- _WRITTEN PROBLEM_: Give the data below again exactly as written, without its pictures.

- _Dataset records on visual material_:
_ _ _ _ _ _ _
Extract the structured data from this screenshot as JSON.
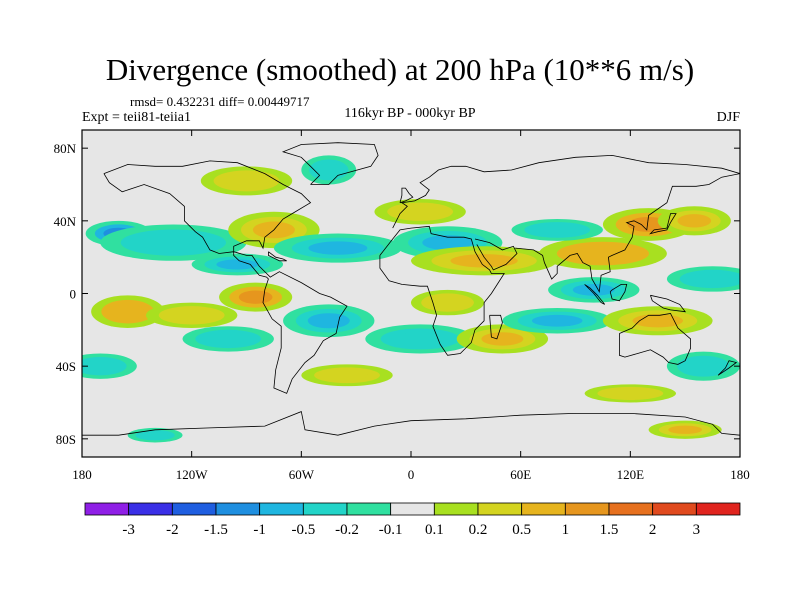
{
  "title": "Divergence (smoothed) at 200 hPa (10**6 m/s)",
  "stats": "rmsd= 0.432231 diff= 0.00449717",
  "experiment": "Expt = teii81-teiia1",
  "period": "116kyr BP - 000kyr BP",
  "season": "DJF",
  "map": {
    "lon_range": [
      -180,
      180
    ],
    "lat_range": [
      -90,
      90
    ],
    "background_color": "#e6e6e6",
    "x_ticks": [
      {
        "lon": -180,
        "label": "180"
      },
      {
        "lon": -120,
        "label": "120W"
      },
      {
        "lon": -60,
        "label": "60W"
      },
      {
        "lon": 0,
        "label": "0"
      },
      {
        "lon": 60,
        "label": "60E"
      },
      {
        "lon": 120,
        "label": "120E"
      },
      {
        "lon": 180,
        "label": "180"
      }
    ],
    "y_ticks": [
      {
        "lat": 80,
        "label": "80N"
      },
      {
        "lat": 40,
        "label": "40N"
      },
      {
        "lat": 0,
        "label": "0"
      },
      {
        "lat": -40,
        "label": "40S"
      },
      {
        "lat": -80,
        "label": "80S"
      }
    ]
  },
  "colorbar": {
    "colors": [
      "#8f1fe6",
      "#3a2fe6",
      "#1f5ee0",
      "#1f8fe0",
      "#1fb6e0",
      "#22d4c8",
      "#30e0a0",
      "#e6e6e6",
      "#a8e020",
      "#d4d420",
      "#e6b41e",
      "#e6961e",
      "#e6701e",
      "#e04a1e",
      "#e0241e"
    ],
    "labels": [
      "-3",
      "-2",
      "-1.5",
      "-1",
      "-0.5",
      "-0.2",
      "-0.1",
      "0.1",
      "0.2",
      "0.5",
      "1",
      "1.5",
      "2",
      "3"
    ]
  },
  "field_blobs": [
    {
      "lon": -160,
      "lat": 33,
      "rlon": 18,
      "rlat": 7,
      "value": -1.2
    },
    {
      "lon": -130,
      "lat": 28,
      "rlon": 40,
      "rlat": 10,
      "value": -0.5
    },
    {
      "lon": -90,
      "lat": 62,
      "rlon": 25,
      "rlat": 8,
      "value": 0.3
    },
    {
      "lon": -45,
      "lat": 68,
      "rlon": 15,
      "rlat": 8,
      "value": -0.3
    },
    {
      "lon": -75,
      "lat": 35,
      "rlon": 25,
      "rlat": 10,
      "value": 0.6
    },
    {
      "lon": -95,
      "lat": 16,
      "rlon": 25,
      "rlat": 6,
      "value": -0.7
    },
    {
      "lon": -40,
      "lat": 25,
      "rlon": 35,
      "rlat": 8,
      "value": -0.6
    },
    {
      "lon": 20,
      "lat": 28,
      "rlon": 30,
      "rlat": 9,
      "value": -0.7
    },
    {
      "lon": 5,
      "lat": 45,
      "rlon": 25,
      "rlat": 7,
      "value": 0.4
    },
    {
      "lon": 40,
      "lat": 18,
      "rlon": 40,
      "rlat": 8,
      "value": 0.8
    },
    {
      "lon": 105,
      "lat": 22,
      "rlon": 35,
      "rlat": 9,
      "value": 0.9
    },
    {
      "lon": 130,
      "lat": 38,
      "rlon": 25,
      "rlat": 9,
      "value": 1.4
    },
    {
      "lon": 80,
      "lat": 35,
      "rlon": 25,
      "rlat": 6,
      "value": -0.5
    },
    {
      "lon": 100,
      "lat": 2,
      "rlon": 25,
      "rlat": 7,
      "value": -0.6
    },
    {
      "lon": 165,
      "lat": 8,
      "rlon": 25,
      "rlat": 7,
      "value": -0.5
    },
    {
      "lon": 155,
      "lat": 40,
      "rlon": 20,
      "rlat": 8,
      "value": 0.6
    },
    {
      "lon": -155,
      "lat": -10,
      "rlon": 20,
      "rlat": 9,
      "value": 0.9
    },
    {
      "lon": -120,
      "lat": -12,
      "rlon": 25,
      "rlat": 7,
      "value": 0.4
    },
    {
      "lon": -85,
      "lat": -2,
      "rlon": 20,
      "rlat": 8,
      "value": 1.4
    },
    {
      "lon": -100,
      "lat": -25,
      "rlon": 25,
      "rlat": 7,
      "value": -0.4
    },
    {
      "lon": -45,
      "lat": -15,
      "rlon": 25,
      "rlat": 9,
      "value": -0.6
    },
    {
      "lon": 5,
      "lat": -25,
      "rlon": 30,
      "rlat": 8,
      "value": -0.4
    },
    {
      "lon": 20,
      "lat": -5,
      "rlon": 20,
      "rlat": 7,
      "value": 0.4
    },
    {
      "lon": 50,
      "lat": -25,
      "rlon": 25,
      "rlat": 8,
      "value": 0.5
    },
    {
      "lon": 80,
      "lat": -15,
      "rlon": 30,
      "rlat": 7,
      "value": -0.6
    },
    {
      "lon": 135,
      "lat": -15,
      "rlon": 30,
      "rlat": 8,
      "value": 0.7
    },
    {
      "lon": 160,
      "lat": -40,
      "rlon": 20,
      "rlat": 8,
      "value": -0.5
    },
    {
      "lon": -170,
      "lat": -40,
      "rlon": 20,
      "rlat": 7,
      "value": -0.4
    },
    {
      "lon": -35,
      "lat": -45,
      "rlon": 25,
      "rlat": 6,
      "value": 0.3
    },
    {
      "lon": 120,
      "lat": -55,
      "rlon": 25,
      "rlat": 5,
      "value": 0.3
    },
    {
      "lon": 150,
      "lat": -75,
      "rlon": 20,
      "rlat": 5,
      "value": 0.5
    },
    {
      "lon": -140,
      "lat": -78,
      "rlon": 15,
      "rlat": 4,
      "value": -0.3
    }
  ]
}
_ _ _ _ _ _ _
- _SOLVED EXERCISE_:
Extract the structured data from this screenshot as JSON.
{
  "title": "Divergence (smoothed) at 200 hPa (10**6 m/s)",
  "stats": "rmsd= 0.432231 diff= 0.00449717",
  "experiment": "Expt = teii81-teiia1",
  "period": "116kyr BP - 000kyr BP",
  "season": "DJF",
  "map": {
    "lon_range": [
      -180,
      180
    ],
    "lat_range": [
      -90,
      90
    ],
    "background_color": "#e6e6e6",
    "x_ticks": [
      {
        "lon": -180,
        "label": "180"
      },
      {
        "lon": -120,
        "label": "120W"
      },
      {
        "lon": -60,
        "label": "60W"
      },
      {
        "lon": 0,
        "label": "0"
      },
      {
        "lon": 60,
        "label": "60E"
      },
      {
        "lon": 120,
        "label": "120E"
      },
      {
        "lon": 180,
        "label": "180"
      }
    ],
    "y_ticks": [
      {
        "lat": 80,
        "label": "80N"
      },
      {
        "lat": 40,
        "label": "40N"
      },
      {
        "lat": 0,
        "label": "0"
      },
      {
        "lat": -40,
        "label": "40S"
      },
      {
        "lat": -80,
        "label": "80S"
      }
    ]
  },
  "colorbar": {
    "colors": [
      "#8f1fe6",
      "#3a2fe6",
      "#1f5ee0",
      "#1f8fe0",
      "#1fb6e0",
      "#22d4c8",
      "#30e0a0",
      "#e6e6e6",
      "#a8e020",
      "#d4d420",
      "#e6b41e",
      "#e6961e",
      "#e6701e",
      "#e04a1e",
      "#e0241e"
    ],
    "labels": [
      "-3",
      "-2",
      "-1.5",
      "-1",
      "-0.5",
      "-0.2",
      "-0.1",
      "0.1",
      "0.2",
      "0.5",
      "1",
      "1.5",
      "2",
      "3"
    ]
  },
  "field_blobs": [
    {
      "lon": -160,
      "lat": 33,
      "rlon": 18,
      "rlat": 7,
      "value": -1.2
    },
    {
      "lon": -130,
      "lat": 28,
      "rlon": 40,
      "rlat": 10,
      "value": -0.5
    },
    {
      "lon": -90,
      "lat": 62,
      "rlon": 25,
      "rlat": 8,
      "value": 0.3
    },
    {
      "lon": -45,
      "lat": 68,
      "rlon": 15,
      "rlat": 8,
      "value": -0.3
    },
    {
      "lon": -75,
      "lat": 35,
      "rlon": 25,
      "rlat": 10,
      "value": 0.6
    },
    {
      "lon": -95,
      "lat": 16,
      "rlon": 25,
      "rlat": 6,
      "value": -0.7
    },
    {
      "lon": -40,
      "lat": 25,
      "rlon": 35,
      "rlat": 8,
      "value": -0.6
    },
    {
      "lon": 20,
      "lat": 28,
      "rlon": 30,
      "rlat": 9,
      "value": -0.7
    },
    {
      "lon": 5,
      "lat": 45,
      "rlon": 25,
      "rlat": 7,
      "value": 0.4
    },
    {
      "lon": 40,
      "lat": 18,
      "rlon": 40,
      "rlat": 8,
      "value": 0.8
    },
    {
      "lon": 105,
      "lat": 22,
      "rlon": 35,
      "rlat": 9,
      "value": 0.9
    },
    {
      "lon": 130,
      "lat": 38,
      "rlon": 25,
      "rlat": 9,
      "value": 1.4
    },
    {
      "lon": 80,
      "lat": 35,
      "rlon": 25,
      "rlat": 6,
      "value": -0.5
    },
    {
      "lon": 100,
      "lat": 2,
      "rlon": 25,
      "rlat": 7,
      "value": -0.6
    },
    {
      "lon": 165,
      "lat": 8,
      "rlon": 25,
      "rlat": 7,
      "value": -0.5
    },
    {
      "lon": 155,
      "lat": 40,
      "rlon": 20,
      "rlat": 8,
      "value": 0.6
    },
    {
      "lon": -155,
      "lat": -10,
      "rlon": 20,
      "rlat": 9,
      "value": 0.9
    },
    {
      "lon": -120,
      "lat": -12,
      "rlon": 25,
      "rlat": 7,
      "value": 0.4
    },
    {
      "lon": -85,
      "lat": -2,
      "rlon": 20,
      "rlat": 8,
      "value": 1.4
    },
    {
      "lon": -100,
      "lat": -25,
      "rlon": 25,
      "rlat": 7,
      "value": -0.4
    },
    {
      "lon": -45,
      "lat": -15,
      "rlon": 25,
      "rlat": 9,
      "value": -0.6
    },
    {
      "lon": 5,
      "lat": -25,
      "rlon": 30,
      "rlat": 8,
      "value": -0.4
    },
    {
      "lon": 20,
      "lat": -5,
      "rlon": 20,
      "rlat": 7,
      "value": 0.4
    },
    {
      "lon": 50,
      "lat": -25,
      "rlon": 25,
      "rlat": 8,
      "value": 0.5
    },
    {
      "lon": 80,
      "lat": -15,
      "rlon": 30,
      "rlat": 7,
      "value": -0.6
    },
    {
      "lon": 135,
      "lat": -15,
      "rlon": 30,
      "rlat": 8,
      "value": 0.7
    },
    {
      "lon": 160,
      "lat": -40,
      "rlon": 20,
      "rlat": 8,
      "value": -0.5
    },
    {
      "lon": -170,
      "lat": -40,
      "rlon": 20,
      "rlat": 7,
      "value": -0.4
    },
    {
      "lon": -35,
      "lat": -45,
      "rlon": 25,
      "rlat": 6,
      "value": 0.3
    },
    {
      "lon": 120,
      "lat": -55,
      "rlon": 25,
      "rlat": 5,
      "value": 0.3
    },
    {
      "lon": 150,
      "lat": -75,
      "rlon": 20,
      "rlat": 5,
      "value": 0.5
    },
    {
      "lon": -140,
      "lat": -78,
      "rlon": 15,
      "rlat": 4,
      "value": -0.3
    }
  ]
}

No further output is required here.